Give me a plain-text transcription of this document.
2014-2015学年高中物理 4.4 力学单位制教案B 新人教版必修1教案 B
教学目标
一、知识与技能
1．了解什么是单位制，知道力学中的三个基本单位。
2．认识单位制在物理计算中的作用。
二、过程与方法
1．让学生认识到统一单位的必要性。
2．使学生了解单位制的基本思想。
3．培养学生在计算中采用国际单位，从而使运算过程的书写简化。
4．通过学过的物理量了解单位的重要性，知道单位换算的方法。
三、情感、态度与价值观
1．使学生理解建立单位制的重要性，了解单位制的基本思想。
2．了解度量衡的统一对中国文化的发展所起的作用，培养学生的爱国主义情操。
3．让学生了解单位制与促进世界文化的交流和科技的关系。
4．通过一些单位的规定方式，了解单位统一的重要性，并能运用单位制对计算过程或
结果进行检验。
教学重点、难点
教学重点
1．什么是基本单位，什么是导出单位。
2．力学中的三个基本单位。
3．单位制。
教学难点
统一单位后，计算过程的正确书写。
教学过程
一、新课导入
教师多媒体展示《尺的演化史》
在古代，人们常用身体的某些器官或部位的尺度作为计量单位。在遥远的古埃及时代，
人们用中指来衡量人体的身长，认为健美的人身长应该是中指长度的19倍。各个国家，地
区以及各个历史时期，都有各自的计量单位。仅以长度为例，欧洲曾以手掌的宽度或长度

## Job:
Give back the data above exactly as it appears.

## Full answer:
Give me a plain-text transcription of this document.
2014-2015学年高中物理 4.4 力学单位制教案B 新人教版必修1教案 B
教学目标
一、知识与技能
1．了解什么是单位制，知道力学中的三个基本单位。
2．认识单位制在物理计算中的作用。
二、过程与方法
1．让学生认识到统一单位的必要性。
2．使学生了解单位制的基本思想。
3．培养学生在计算中采用国际单位，从而使运算过程的书写简化。
4．通过学过的物理量了解单位的重要性，知道单位换算的方法。
三、情感、态度与价值观
1．使学生理解建立单位制的重要性，了解单位制的基本思想。
2．了解度量衡的统一对中国文化的发展所起的作用，培养学生的爱国主义情操。
3．让学生了解单位制与促进世界文化的交流和科技的关系。
4．通过一些单位的规定方式，了解单位统一的重要性，并能运用单位制对计算过程或
结果进行检验。
教学重点、难点
教学重点
1．什么是基本单位，什么是导出单位。
2．力学中的三个基本单位。
3．单位制。
教学难点
统一单位后，计算过程的正确书写。
教学过程
一、新课导入
教师多媒体展示《尺的演化史》
在古代，人们常用身体的某些器官或部位的尺度作为计量单位。在遥远的古埃及时代，
人们用中指来衡量人体的身长，认为健美的人身长应该是中指长度的19倍。各个国家，地
区以及各个历史时期，都有各自的计量单位。仅以长度为例，欧洲曾以手掌的宽度或长度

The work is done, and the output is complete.